**Entries:**
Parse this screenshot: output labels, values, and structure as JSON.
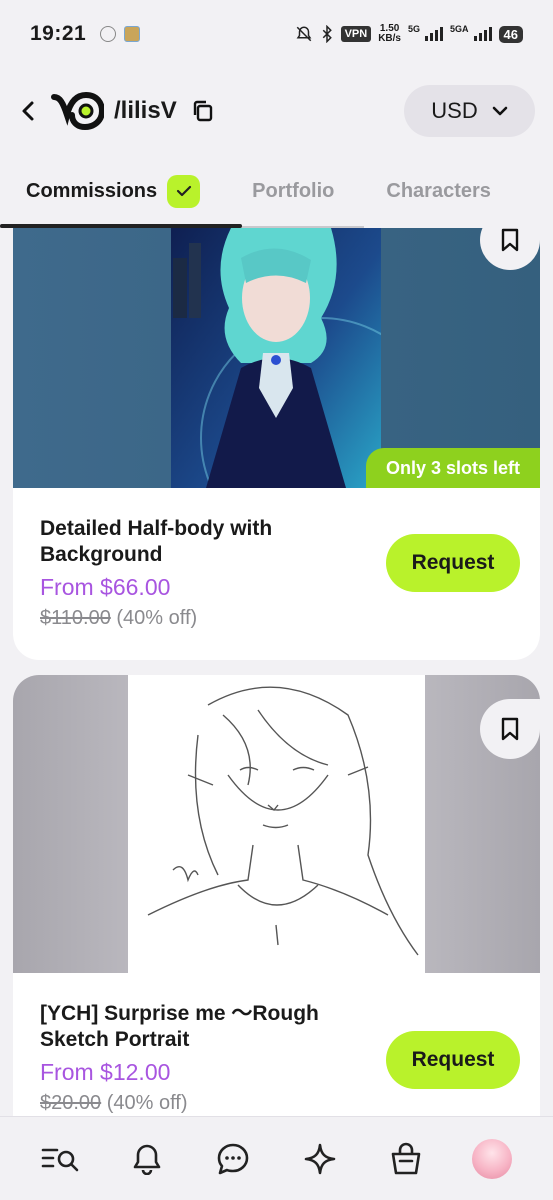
{
  "status_bar": {
    "time": "19:21",
    "vpn": "VPN",
    "net_speed_value": "1.50",
    "net_speed_unit": "KB/s",
    "net1": "5G",
    "net2": "5GA",
    "battery": "46"
  },
  "header": {
    "profile_name": "/lilisV",
    "currency": "USD"
  },
  "tabs": [
    {
      "label": "Commissions",
      "active": true
    },
    {
      "label": "Portfolio",
      "active": false
    },
    {
      "label": "Characters",
      "active": false
    }
  ],
  "cards": [
    {
      "title": "Detailed Half-body with Background",
      "price": "From $66.00",
      "old_price": "$110.00",
      "discount": "(40% off)",
      "badge": "Only 3 slots left",
      "button": "Request"
    },
    {
      "title": "[YCH] Surprise me ～Rough Sketch Portrait",
      "price": "From $12.00",
      "old_price": "$20.00",
      "discount": "(40% off)",
      "button": "Request"
    }
  ],
  "bottom_nav": [
    "search-list-icon",
    "bell-icon",
    "chat-icon",
    "sparkle-icon",
    "shopping-bag-icon",
    "avatar"
  ],
  "colors": {
    "accent_green": "#b9f22b",
    "badge_green": "#8ed11e",
    "price_purple": "#a855e0"
  }
}
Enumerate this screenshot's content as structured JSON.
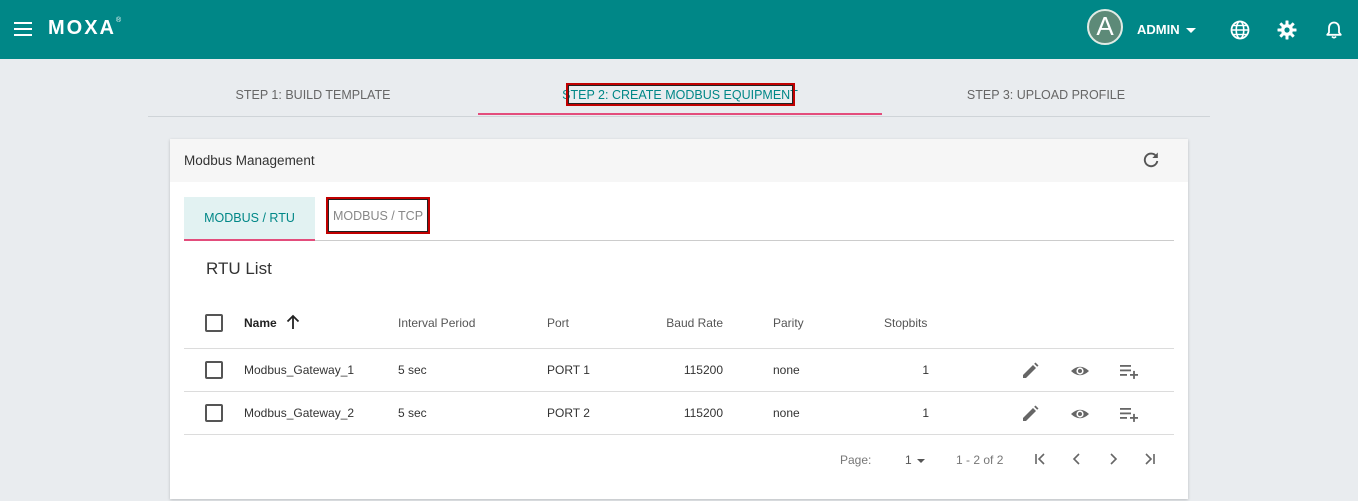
{
  "topbar": {
    "logo": "MOXA",
    "logo_mark": "®",
    "avatar_letter": "A",
    "user_label": "ADMIN",
    "icons": [
      "menu-icon",
      "globe-icon",
      "gear-icon",
      "bell-icon"
    ],
    "color": "#008787"
  },
  "steps": [
    {
      "label": "STEP 1: BUILD TEMPLATE",
      "active": false
    },
    {
      "label": "STEP 2: CREATE MODBUS EQUIPMENT",
      "active": true
    },
    {
      "label": "STEP 3: UPLOAD PROFILE",
      "active": false
    }
  ],
  "card": {
    "title": "Modbus Management",
    "tabs": [
      {
        "label": "MODBUS / RTU",
        "active": true
      },
      {
        "label": "MODBUS / TCP",
        "active": false
      }
    ],
    "list_title": "RTU List",
    "columns": [
      "Name",
      "Interval Period",
      "Port",
      "Baud Rate",
      "Parity",
      "Stopbits"
    ],
    "rows": [
      {
        "name": "Modbus_Gateway_1",
        "interval": "5 sec",
        "port": "PORT 1",
        "baud": "115200",
        "parity": "none",
        "stopbits": "1"
      },
      {
        "name": "Modbus_Gateway_2",
        "interval": "5 sec",
        "port": "PORT 2",
        "baud": "115200",
        "parity": "none",
        "stopbits": "1"
      }
    ],
    "row_actions": [
      "edit-icon",
      "eye-icon",
      "playlist-add-icon"
    ],
    "pagination": {
      "page_label": "Page:",
      "page_value": "1",
      "range": "1 - 2 of 2"
    }
  },
  "colors": {
    "accent": "#008787",
    "highlight": "#e34d7c",
    "annotation": "#c00000"
  }
}
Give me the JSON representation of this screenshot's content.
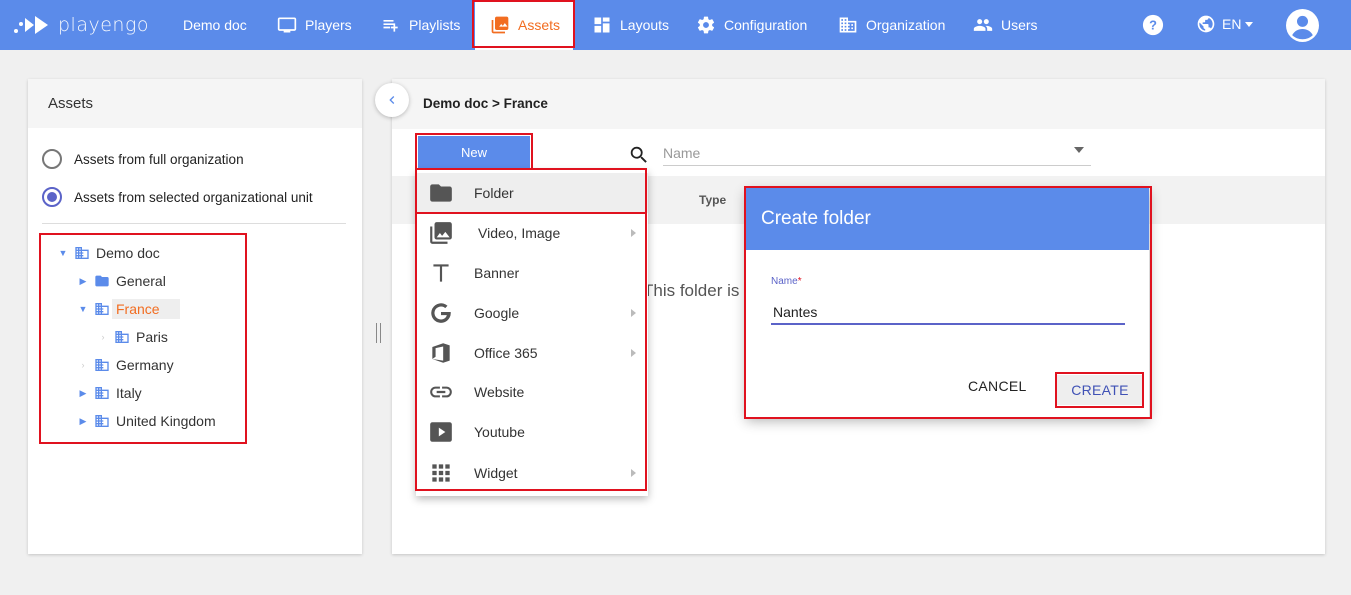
{
  "app": {
    "logo_text": "playengo"
  },
  "nav": {
    "items": [
      {
        "label": "Demo doc",
        "icon": "none"
      },
      {
        "label": "Players",
        "icon": "monitor-icon"
      },
      {
        "label": "Playlists",
        "icon": "playlist-icon"
      },
      {
        "label": "Assets",
        "icon": "image-icon",
        "active": true
      },
      {
        "label": "Layouts",
        "icon": "layout-icon"
      },
      {
        "label": "Configuration",
        "icon": "gear-icon"
      },
      {
        "label": "Organization",
        "icon": "building-icon"
      },
      {
        "label": "Users",
        "icon": "users-icon"
      }
    ],
    "language": "EN"
  },
  "left_panel": {
    "title": "Assets",
    "radio_full": "Assets from full organization",
    "radio_selected": "Assets from selected organizational unit",
    "selected_radio": "selected",
    "tree": [
      {
        "label": "Demo doc",
        "expanded": true
      },
      {
        "label": "General"
      },
      {
        "label": "France",
        "expanded": true,
        "selected": true
      },
      {
        "label": "Paris"
      },
      {
        "label": "Germany"
      },
      {
        "label": "Italy"
      },
      {
        "label": "United Kingdom"
      }
    ]
  },
  "main": {
    "breadcrumb": "Demo doc > France",
    "new_button": "New",
    "search_placeholder": "Name",
    "type_column": "Type",
    "empty_message": "This folder is"
  },
  "menu": {
    "items": [
      {
        "label": "Folder",
        "icon": "folder-icon"
      },
      {
        "label": "Video, Image",
        "icon": "photo-library-icon",
        "submenu": true
      },
      {
        "label": "Banner",
        "icon": "text-icon"
      },
      {
        "label": "Google",
        "icon": "google-icon",
        "submenu": true
      },
      {
        "label": "Office 365",
        "icon": "office-icon",
        "submenu": true
      },
      {
        "label": "Website",
        "icon": "link-icon"
      },
      {
        "label": "Youtube",
        "icon": "youtube-icon"
      },
      {
        "label": "Widget",
        "icon": "apps-grid-icon",
        "submenu": true
      }
    ]
  },
  "dialog": {
    "title": "Create folder",
    "field_label": "Name",
    "required_mark": "*",
    "field_value": "Nantes",
    "cancel_label": "CANCEL",
    "create_label": "CREATE"
  },
  "colors": {
    "primary": "#5b8bea",
    "accent_orange": "#f26d21",
    "highlight_red": "#e0121f",
    "indigo": "#5b63c8"
  }
}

**Problem to solve:** Each entry must be retyped word for word, with every image omitted.

**Result for this task:**
Parse this screenshot: output labels, values, and structure as JSON.
{
  "status_bar": {
    "time": "19:21",
    "vpn": "VPN",
    "net_speed_value": "1.50",
    "net_speed_unit": "KB/s",
    "net1": "5G",
    "net2": "5GA",
    "battery": "46"
  },
  "header": {
    "profile_name": "/lilisV",
    "currency": "USD"
  },
  "tabs": [
    {
      "label": "Commissions",
      "active": true
    },
    {
      "label": "Portfolio",
      "active": false
    },
    {
      "label": "Characters",
      "active": false
    }
  ],
  "cards": [
    {
      "title": "Detailed Half-body with Background",
      "price": "From $66.00",
      "old_price": "$110.00",
      "discount": "(40% off)",
      "badge": "Only 3 slots left",
      "button": "Request"
    },
    {
      "title": "[YCH] Surprise me ～Rough Sketch Portrait",
      "price": "From $12.00",
      "old_price": "$20.00",
      "discount": "(40% off)",
      "button": "Request"
    }
  ],
  "bottom_nav": [
    "search-list-icon",
    "bell-icon",
    "chat-icon",
    "sparkle-icon",
    "shopping-bag-icon",
    "avatar"
  ],
  "colors": {
    "accent_green": "#b9f22b",
    "badge_green": "#8ed11e",
    "price_purple": "#a855e0"
  }
}
Enumerate this screenshot's content as structured JSON.
{
  "topbar": {
    "logo": "MOXA",
    "logo_mark": "®",
    "avatar_letter": "A",
    "user_label": "ADMIN",
    "icons": [
      "menu-icon",
      "globe-icon",
      "gear-icon",
      "bell-icon"
    ],
    "color": "#008787"
  },
  "steps": [
    {
      "label": "STEP 1: BUILD TEMPLATE",
      "active": false
    },
    {
      "label": "STEP 2: CREATE MODBUS EQUIPMENT",
      "active": true
    },
    {
      "label": "STEP 3: UPLOAD PROFILE",
      "active": false
    }
  ],
  "card": {
    "title": "Modbus Management",
    "tabs": [
      {
        "label": "MODBUS / RTU",
        "active": true
      },
      {
        "label": "MODBUS / TCP",
        "active": false
      }
    ],
    "list_title": "RTU List",
    "columns": [
      "Name",
      "Interval Period",
      "Port",
      "Baud Rate",
      "Parity",
      "Stopbits"
    ],
    "rows": [
      {
        "name": "Modbus_Gateway_1",
        "interval": "5 sec",
        "port": "PORT 1",
        "baud": "115200",
        "parity": "none",
        "stopbits": "1"
      },
      {
        "name": "Modbus_Gateway_2",
        "interval": "5 sec",
        "port": "PORT 2",
        "baud": "115200",
        "parity": "none",
        "stopbits": "1"
      }
    ],
    "row_actions": [
      "edit-icon",
      "eye-icon",
      "playlist-add-icon"
    ],
    "pagination": {
      "page_label": "Page:",
      "page_value": "1",
      "range": "1 - 2 of 2"
    }
  },
  "colors": {
    "accent": "#008787",
    "highlight": "#e34d7c",
    "annotation": "#c00000"
  }
}
Give me the JSON representation of this screenshot's content.
{
  "app": {
    "logo_text": "playengo"
  },
  "nav": {
    "items": [
      {
        "label": "Demo doc",
        "icon": "none"
      },
      {
        "label": "Players",
        "icon": "monitor-icon"
      },
      {
        "label": "Playlists",
        "icon": "playlist-icon"
      },
      {
        "label": "Assets",
        "icon": "image-icon",
        "active": true
      },
      {
        "label": "Layouts",
        "icon": "layout-icon"
      },
      {
        "label": "Configuration",
        "icon": "gear-icon"
      },
      {
        "label": "Organization",
        "icon": "building-icon"
      },
      {
        "label": "Users",
        "icon": "users-icon"
      }
    ],
    "language": "EN"
  },
  "left_panel": {
    "title": "Assets",
    "radio_full": "Assets from full organization",
    "radio_selected": "Assets from selected organizational unit",
    "selected_radio": "selected",
    "tree": [
      {
        "label": "Demo doc",
        "expanded": true
      },
      {
        "label": "General"
      },
      {
        "label": "France",
        "expanded": true,
        "selected": true
      },
      {
        "label": "Paris"
      },
      {
        "label": "Germany"
      },
      {
        "label": "Italy"
      },
      {
        "label": "United Kingdom"
      }
    ]
  },
  "main": {
    "breadcrumb": "Demo doc > France",
    "new_button": "New",
    "search_placeholder": "Name",
    "type_column": "Type",
    "empty_message": "This folder is"
  },
  "menu": {
    "items": [
      {
        "label": "Folder",
        "icon": "folder-icon"
      },
      {
        "label": "Video, Image",
        "icon": "photo-library-icon",
        "submenu": true
      },
      {
        "label": "Banner",
        "icon": "text-icon"
      },
      {
        "label": "Google",
        "icon": "google-icon",
        "submenu": true
      },
      {
        "label": "Office 365",
        "icon": "office-icon",
        "submenu": true
      },
      {
        "label": "Website",
        "icon": "link-icon"
      },
      {
        "label": "Youtube",
        "icon": "youtube-icon"
      },
      {
        "label": "Widget",
        "icon": "apps-grid-icon",
        "submenu": true
      }
    ]
  },
  "dialog": {
    "title": "Create folder",
    "field_label": "Name",
    "required_mark": "*",
    "field_value": "Nantes",
    "cancel_label": "CANCEL",
    "create_label": "CREATE"
  },
  "colors": {
    "primary": "#5b8bea",
    "accent_orange": "#f26d21",
    "highlight_red": "#e0121f",
    "indigo": "#5b63c8"
  }
}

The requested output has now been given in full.